++++ Task input ++++
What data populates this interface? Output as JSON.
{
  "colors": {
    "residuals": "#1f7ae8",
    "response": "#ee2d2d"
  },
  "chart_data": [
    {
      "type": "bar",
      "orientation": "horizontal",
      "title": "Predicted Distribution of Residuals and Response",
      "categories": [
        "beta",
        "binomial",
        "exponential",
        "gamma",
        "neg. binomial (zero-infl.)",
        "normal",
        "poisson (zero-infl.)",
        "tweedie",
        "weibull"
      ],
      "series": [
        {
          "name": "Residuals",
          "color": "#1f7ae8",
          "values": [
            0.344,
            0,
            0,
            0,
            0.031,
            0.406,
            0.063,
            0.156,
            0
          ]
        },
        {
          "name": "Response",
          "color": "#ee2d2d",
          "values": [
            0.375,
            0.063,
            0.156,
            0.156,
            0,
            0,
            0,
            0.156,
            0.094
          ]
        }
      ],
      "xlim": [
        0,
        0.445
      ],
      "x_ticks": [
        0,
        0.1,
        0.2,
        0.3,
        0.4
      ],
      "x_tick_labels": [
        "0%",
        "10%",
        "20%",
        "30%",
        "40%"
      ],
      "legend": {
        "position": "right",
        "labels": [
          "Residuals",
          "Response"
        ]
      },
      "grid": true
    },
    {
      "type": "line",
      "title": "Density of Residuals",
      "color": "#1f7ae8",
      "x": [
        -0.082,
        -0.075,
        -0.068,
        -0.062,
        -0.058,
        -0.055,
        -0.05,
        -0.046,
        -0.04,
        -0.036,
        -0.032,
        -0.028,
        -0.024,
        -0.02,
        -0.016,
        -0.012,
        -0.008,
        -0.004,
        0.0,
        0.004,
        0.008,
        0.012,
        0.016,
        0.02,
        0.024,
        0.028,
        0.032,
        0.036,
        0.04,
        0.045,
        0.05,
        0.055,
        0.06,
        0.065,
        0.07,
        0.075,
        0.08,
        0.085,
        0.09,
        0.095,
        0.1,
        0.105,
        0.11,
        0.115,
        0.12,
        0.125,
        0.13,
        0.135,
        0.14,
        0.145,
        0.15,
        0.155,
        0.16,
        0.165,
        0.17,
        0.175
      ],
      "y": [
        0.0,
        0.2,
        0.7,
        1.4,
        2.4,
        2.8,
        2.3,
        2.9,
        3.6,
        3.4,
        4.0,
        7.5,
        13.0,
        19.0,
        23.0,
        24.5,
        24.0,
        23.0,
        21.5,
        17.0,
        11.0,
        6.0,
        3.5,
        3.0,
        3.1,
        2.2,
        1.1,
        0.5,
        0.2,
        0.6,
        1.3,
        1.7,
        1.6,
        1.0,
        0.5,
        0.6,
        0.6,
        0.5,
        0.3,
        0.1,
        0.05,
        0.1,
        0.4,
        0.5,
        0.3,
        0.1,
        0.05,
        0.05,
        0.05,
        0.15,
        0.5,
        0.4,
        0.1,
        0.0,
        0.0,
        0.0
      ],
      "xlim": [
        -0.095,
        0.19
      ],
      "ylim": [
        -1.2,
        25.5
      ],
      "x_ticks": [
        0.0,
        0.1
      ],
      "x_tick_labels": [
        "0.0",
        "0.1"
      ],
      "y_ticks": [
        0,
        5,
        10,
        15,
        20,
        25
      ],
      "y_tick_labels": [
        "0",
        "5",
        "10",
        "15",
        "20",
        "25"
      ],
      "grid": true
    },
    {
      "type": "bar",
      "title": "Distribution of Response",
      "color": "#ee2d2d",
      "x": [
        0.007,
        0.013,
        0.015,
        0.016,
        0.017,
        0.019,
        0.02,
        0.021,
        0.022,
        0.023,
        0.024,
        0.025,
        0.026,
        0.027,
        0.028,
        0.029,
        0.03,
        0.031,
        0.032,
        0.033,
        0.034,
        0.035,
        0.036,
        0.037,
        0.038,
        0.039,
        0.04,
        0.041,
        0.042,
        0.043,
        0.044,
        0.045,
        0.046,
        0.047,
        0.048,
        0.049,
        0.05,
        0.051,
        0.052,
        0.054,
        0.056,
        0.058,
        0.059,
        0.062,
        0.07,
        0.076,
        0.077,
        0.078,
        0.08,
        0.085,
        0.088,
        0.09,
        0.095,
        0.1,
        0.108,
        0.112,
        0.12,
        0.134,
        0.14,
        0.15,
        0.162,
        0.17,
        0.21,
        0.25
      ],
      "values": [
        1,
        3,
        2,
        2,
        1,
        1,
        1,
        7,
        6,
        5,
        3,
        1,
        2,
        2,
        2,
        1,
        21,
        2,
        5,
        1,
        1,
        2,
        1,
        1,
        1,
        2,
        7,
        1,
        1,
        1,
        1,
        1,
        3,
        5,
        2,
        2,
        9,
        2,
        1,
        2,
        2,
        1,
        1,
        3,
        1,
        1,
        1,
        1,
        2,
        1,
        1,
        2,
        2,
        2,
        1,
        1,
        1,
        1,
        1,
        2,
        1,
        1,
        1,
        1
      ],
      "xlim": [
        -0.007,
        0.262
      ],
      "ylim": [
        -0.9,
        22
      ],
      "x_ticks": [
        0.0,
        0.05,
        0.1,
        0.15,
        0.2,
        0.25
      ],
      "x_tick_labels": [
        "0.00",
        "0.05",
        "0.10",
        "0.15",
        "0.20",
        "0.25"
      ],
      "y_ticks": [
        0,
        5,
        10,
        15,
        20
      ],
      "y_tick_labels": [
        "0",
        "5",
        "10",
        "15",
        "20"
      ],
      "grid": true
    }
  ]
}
++++
◆ **Your task**
Print the listing above in its entirety, with every line exact.

◆ **Result of the task**
What data populates this interface? Output as JSON.
{
  "colors": {
    "residuals": "#1f7ae8",
    "response": "#ee2d2d"
  },
  "chart_data": [
    {
      "type": "bar",
      "orientation": "horizontal",
      "title": "Predicted Distribution of Residuals and Response",
      "categories": [
        "beta",
        "binomial",
        "exponential",
        "gamma",
        "neg. binomial (zero-infl.)",
        "normal",
        "poisson (zero-infl.)",
        "tweedie",
        "weibull"
      ],
      "series": [
        {
          "name": "Residuals",
          "color": "#1f7ae8",
          "values": [
            0.344,
            0,
            0,
            0,
            0.031,
            0.406,
            0.063,
            0.156,
            0
          ]
        },
        {
          "name": "Response",
          "color": "#ee2d2d",
          "values": [
            0.375,
            0.063,
            0.156,
            0.156,
            0,
            0,
            0,
            0.156,
            0.094
          ]
        }
      ],
      "xlim": [
        0,
        0.445
      ],
      "x_ticks": [
        0,
        0.1,
        0.2,
        0.3,
        0.4
      ],
      "x_tick_labels": [
        "0%",
        "10%",
        "20%",
        "30%",
        "40%"
      ],
      "legend": {
        "position": "right",
        "labels": [
          "Residuals",
          "Response"
        ]
      },
      "grid": true
    },
    {
      "type": "line",
      "title": "Density of Residuals",
      "color": "#1f7ae8",
      "x": [
        -0.082,
        -0.075,
        -0.068,
        -0.062,
        -0.058,
        -0.055,
        -0.05,
        -0.046,
        -0.04,
        -0.036,
        -0.032,
        -0.028,
        -0.024,
        -0.02,
        -0.016,
        -0.012,
        -0.008,
        -0.004,
        0.0,
        0.004,
        0.008,
        0.012,
        0.016,
        0.02,
        0.024,
        0.028,
        0.032,
        0.036,
        0.04,
        0.045,
        0.05,
        0.055,
        0.06,
        0.065,
        0.07,
        0.075,
        0.08,
        0.085,
        0.09,
        0.095,
        0.1,
        0.105,
        0.11,
        0.115,
        0.12,
        0.125,
        0.13,
        0.135,
        0.14,
        0.145,
        0.15,
        0.155,
        0.16,
        0.165,
        0.17,
        0.175
      ],
      "y": [
        0.0,
        0.2,
        0.7,
        1.4,
        2.4,
        2.8,
        2.3,
        2.9,
        3.6,
        3.4,
        4.0,
        7.5,
        13.0,
        19.0,
        23.0,
        24.5,
        24.0,
        23.0,
        21.5,
        17.0,
        11.0,
        6.0,
        3.5,
        3.0,
        3.1,
        2.2,
        1.1,
        0.5,
        0.2,
        0.6,
        1.3,
        1.7,
        1.6,
        1.0,
        0.5,
        0.6,
        0.6,
        0.5,
        0.3,
        0.1,
        0.05,
        0.1,
        0.4,
        0.5,
        0.3,
        0.1,
        0.05,
        0.05,
        0.05,
        0.15,
        0.5,
        0.4,
        0.1,
        0.0,
        0.0,
        0.0
      ],
      "xlim": [
        -0.095,
        0.19
      ],
      "ylim": [
        -1.2,
        25.5
      ],
      "x_ticks": [
        0.0,
        0.1
      ],
      "x_tick_labels": [
        "0.0",
        "0.1"
      ],
      "y_ticks": [
        0,
        5,
        10,
        15,
        20,
        25
      ],
      "y_tick_labels": [
        "0",
        "5",
        "10",
        "15",
        "20",
        "25"
      ],
      "grid": true
    },
    {
      "type": "bar",
      "title": "Distribution of Response",
      "color": "#ee2d2d",
      "x": [
        0.007,
        0.013,
        0.015,
        0.016,
        0.017,
        0.019,
        0.02,
        0.021,
        0.022,
        0.023,
        0.024,
        0.025,
        0.026,
        0.027,
        0.028,
        0.029,
        0.03,
        0.031,
        0.032,
        0.033,
        0.034,
        0.035,
        0.036,
        0.037,
        0.038,
        0.039,
        0.04,
        0.041,
        0.042,
        0.043,
        0.044,
        0.045,
        0.046,
        0.047,
        0.048,
        0.049,
        0.05,
        0.051,
        0.052,
        0.054,
        0.056,
        0.058,
        0.059,
        0.062,
        0.07,
        0.076,
        0.077,
        0.078,
        0.08,
        0.085,
        0.088,
        0.09,
        0.095,
        0.1,
        0.108,
        0.112,
        0.12,
        0.134,
        0.14,
        0.15,
        0.162,
        0.17,
        0.21,
        0.25
      ],
      "values": [
        1,
        3,
        2,
        2,
        1,
        1,
        1,
        7,
        6,
        5,
        3,
        1,
        2,
        2,
        2,
        1,
        21,
        2,
        5,
        1,
        1,
        2,
        1,
        1,
        1,
        2,
        7,
        1,
        1,
        1,
        1,
        1,
        3,
        5,
        2,
        2,
        9,
        2,
        1,
        2,
        2,
        1,
        1,
        3,
        1,
        1,
        1,
        1,
        2,
        1,
        1,
        2,
        2,
        2,
        1,
        1,
        1,
        1,
        1,
        2,
        1,
        1,
        1,
        1
      ],
      "xlim": [
        -0.007,
        0.262
      ],
      "ylim": [
        -0.9,
        22
      ],
      "x_ticks": [
        0.0,
        0.05,
        0.1,
        0.15,
        0.2,
        0.25
      ],
      "x_tick_labels": [
        "0.00",
        "0.05",
        "0.10",
        "0.15",
        "0.20",
        "0.25"
      ],
      "y_ticks": [
        0,
        5,
        10,
        15,
        20
      ],
      "y_tick_labels": [
        "0",
        "5",
        "10",
        "15",
        "20"
      ],
      "grid": true
    }
  ]
}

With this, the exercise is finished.